◆ Seitenauszug:
====

Doch allmählich kommt etwas Regelmäßigkeit in unseren Alltag und Fröschlein liegt auch gern mal zappelnd in seinem Stubenwagen unter dem Mobile oder unter dem Spielbogen und gluckst vor sich hin. Das gibt mir ein wenig Luft und ich kann ein paar Kleinigkeiten daneben erledigen. Ab und zu, in einem guten Moment akzeptiert er auch das Tragetuch und ich kann etwas einfaches kochen. Bevor man ein Kind hat, glaubt man nicht, dass man SO ETWAS als ein Stück "Ausgleich" empfindet.
Mein momentanes Tageshighlight ist, wenn mein Mann nach Hause kommt. Er bringt etwas Ausgleich, nimmt voller frischen Elan und Freude den kleinen Mann und ich kann mich auskotzen oder in aller Ruhe duschen gehen. Fehlen diese paar Stunden und die Unterstützung nachts, bin ich quasi ein ängstliches Häufchen Elend. Tja, das was die taffe (ja, das darf man auch so schreiben, habs gegoogelt) Miriam zu einem ängstlichen Häufchen Elend macht, ist ein keine 60 cm großer Mini-Mensch mit zuckersüßem zahnlosen Lächeln und Haaren auf den Ohren!
Heute Nacht ist Premiere - mein Mann ist das erste Mal seit unser Baby da ist von berufswegen über Nacht weg. Und mir graut davor...Und es folgen in den nächsten Monaten noch einige solcher Nächte allein. Aber mir bleibt nichts anderes über als das Kind, im wahrsten Sinne des Wortes, zu schaukeln.

====

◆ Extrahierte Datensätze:
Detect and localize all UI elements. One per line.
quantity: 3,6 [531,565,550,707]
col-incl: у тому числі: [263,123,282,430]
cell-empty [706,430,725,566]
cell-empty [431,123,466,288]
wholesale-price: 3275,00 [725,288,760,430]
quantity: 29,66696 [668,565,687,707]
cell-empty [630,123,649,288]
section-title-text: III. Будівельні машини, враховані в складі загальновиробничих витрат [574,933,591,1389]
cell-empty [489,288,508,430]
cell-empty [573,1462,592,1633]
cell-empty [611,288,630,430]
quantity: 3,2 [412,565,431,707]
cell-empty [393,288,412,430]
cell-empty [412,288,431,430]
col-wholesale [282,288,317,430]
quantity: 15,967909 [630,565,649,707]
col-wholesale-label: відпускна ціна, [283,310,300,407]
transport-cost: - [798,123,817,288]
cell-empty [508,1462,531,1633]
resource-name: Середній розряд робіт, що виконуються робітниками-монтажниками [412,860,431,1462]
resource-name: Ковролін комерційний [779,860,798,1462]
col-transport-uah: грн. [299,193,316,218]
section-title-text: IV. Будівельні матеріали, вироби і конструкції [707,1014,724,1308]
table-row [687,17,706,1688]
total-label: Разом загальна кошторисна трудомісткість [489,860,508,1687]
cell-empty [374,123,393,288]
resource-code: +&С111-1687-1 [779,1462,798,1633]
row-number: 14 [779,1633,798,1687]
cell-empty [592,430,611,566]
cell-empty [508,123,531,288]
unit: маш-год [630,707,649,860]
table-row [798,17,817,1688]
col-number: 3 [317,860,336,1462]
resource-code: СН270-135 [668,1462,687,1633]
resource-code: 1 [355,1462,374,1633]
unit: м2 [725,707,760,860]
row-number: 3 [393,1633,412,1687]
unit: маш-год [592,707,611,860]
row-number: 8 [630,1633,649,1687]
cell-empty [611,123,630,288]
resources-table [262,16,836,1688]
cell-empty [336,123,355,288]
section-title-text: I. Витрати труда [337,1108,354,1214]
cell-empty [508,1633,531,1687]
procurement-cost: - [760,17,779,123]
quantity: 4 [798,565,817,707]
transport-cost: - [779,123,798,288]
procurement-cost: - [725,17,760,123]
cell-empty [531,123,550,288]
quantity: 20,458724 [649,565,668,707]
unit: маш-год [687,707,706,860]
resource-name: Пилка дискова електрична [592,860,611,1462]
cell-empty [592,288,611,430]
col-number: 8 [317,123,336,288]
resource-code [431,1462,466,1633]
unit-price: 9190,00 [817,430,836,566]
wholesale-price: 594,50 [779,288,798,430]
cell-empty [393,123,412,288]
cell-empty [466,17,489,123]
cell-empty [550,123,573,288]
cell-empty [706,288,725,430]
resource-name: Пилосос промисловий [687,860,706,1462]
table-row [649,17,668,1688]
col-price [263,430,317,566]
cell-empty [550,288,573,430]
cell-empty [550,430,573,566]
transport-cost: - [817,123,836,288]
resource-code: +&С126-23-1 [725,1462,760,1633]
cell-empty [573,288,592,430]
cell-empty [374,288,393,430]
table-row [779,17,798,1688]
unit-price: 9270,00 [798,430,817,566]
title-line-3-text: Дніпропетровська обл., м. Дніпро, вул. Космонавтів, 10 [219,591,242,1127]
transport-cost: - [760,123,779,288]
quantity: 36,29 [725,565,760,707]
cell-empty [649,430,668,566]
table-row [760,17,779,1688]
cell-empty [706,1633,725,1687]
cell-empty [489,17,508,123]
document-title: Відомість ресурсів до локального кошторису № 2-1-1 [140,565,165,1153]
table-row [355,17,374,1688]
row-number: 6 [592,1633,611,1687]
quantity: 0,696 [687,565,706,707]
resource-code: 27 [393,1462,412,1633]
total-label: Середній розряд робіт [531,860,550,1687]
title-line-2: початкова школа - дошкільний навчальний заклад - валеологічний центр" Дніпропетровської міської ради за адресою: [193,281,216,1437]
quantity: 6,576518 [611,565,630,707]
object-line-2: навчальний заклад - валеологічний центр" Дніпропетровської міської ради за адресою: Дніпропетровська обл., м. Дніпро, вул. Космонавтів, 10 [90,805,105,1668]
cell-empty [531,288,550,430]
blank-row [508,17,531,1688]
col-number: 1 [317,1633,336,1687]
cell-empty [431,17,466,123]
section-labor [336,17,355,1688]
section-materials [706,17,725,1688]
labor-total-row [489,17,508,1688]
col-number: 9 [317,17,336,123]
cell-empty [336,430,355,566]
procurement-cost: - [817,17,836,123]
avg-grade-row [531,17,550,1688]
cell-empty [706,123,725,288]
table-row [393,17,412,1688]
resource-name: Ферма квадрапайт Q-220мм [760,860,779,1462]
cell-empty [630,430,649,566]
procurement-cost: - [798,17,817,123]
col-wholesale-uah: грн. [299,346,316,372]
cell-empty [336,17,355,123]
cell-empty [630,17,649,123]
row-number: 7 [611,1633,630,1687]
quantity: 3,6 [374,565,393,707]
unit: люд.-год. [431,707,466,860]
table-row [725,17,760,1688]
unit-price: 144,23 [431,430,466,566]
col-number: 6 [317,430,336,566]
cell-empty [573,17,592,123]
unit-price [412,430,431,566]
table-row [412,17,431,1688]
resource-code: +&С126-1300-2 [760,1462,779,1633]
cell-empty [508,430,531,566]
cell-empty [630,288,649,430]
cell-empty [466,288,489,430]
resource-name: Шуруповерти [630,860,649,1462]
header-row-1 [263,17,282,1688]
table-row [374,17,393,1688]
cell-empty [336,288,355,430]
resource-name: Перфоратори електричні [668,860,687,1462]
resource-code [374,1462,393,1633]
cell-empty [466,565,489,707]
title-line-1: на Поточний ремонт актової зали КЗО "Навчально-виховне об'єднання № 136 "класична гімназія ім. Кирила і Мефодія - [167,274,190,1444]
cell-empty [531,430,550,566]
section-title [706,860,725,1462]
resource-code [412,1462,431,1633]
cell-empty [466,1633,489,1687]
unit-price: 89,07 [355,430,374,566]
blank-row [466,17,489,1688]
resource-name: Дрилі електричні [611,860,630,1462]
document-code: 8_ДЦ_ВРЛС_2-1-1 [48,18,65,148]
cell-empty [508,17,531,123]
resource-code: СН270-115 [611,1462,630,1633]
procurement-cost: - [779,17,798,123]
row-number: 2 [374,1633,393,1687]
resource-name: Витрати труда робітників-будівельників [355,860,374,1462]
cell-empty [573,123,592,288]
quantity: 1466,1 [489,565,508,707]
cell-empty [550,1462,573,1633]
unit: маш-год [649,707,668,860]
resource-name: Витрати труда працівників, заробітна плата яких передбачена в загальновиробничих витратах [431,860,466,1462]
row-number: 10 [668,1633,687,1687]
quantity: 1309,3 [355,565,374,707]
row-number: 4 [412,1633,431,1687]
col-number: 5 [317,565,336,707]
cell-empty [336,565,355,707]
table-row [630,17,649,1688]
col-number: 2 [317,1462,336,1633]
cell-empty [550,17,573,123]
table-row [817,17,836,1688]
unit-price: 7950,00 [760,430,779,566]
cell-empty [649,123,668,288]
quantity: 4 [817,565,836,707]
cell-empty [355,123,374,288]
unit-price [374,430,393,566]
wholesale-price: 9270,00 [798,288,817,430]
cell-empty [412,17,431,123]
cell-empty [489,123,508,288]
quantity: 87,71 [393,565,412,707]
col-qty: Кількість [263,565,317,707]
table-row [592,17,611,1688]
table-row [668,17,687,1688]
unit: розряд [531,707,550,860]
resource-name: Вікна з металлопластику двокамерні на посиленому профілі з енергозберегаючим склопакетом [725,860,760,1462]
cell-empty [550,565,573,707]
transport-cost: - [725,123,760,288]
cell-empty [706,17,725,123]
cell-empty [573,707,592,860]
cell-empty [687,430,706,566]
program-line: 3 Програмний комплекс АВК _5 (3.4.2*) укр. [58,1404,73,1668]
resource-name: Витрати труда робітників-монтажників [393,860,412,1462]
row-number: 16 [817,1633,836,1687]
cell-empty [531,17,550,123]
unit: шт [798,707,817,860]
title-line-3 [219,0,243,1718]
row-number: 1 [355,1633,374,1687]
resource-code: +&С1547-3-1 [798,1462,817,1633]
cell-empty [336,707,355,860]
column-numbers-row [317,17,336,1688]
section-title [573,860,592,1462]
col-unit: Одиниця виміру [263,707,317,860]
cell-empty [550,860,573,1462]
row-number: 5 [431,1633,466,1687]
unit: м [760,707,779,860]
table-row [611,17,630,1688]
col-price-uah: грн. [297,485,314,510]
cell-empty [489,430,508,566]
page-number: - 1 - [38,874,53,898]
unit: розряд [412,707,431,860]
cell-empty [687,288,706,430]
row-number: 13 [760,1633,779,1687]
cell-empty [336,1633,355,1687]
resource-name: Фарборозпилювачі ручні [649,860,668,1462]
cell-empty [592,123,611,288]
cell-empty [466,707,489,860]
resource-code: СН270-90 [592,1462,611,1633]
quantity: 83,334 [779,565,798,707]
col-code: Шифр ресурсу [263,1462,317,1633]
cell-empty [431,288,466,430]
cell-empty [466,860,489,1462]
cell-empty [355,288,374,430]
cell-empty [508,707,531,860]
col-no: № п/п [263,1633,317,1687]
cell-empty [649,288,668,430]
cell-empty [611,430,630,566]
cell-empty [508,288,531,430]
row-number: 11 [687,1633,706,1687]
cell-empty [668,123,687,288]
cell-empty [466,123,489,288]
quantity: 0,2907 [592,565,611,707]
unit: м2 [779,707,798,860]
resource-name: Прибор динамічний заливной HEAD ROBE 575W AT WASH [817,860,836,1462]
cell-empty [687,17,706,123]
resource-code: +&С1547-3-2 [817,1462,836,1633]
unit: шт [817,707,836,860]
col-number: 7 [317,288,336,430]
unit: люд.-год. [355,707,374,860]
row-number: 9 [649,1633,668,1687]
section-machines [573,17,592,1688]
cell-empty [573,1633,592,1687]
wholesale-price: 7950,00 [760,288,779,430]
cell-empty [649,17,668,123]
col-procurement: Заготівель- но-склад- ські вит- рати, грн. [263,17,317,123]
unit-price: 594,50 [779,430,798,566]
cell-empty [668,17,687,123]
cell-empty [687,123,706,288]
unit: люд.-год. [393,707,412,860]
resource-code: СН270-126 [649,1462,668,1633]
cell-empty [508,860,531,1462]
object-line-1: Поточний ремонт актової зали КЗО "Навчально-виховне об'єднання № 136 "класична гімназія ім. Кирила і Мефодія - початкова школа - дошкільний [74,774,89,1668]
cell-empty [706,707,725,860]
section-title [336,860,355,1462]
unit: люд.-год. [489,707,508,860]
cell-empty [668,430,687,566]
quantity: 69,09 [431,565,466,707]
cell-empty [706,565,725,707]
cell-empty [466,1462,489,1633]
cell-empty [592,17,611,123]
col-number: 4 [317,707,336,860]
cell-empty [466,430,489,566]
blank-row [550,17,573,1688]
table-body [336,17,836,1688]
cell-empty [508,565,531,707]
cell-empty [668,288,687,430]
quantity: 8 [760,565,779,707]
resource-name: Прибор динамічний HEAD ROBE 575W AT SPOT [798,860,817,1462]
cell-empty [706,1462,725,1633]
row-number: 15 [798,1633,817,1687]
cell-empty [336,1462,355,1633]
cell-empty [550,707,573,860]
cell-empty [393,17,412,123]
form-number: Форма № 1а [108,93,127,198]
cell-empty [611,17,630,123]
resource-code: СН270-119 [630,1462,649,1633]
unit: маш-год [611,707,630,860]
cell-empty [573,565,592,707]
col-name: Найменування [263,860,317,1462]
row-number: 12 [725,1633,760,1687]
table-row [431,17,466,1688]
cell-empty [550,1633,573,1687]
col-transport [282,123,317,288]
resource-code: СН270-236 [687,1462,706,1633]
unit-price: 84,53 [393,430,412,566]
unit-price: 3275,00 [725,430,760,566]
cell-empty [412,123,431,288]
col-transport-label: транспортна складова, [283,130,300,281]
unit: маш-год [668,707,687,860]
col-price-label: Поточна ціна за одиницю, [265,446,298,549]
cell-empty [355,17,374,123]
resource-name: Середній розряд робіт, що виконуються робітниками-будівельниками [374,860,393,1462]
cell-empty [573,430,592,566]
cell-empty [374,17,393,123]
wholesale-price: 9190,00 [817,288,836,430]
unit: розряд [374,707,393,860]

====

◆ Gestellte Aufgabe: Schreiben Sie den Auszug über den Alltag mit dem Baby zwischen „Mein momentanes Tageshighlight“ und „Wortes, zu schaukeln.“ einschließlich neu und setzen Sie dabei „Neuland“ an die Stelle von „Premiere“.

◆ Antwort zur Aufgabe:
Mein momentanes Tageshighlight ist, wenn mein Mann nach Hause kommt. Er bringt etwas Ausgleich, nimmt voller frischen Elan und Freude den kleinen Mann und ich kann mich auskotzen oder in aller Ruhe duschen gehen. Fehlen diese paar Stunden und die Unterstützung nachts, bin ich quasi ein ängstliches Häufchen Elend. Tja, das was die taffe (ja, das darf man auch so schreiben, habs gegoogelt) Miriam zu einem ängstlichen Häufchen Elend macht, ist ein keine 60 cm großer Mini-Mensch mit zuckersüßem zahnlosen Lächeln und Haaren auf den Ohren!
Heute Nacht ist Neuland - mein Mann ist das erste Mal seit unser Baby da ist von berufswegen über Nacht weg. Und mir graut davor...Und es folgen in den nächsten Monaten noch einige solcher Nächte allein. Aber mir bleibt nichts anderes über als das Kind, im wahrsten Sinne des Wortes, zu schaukeln.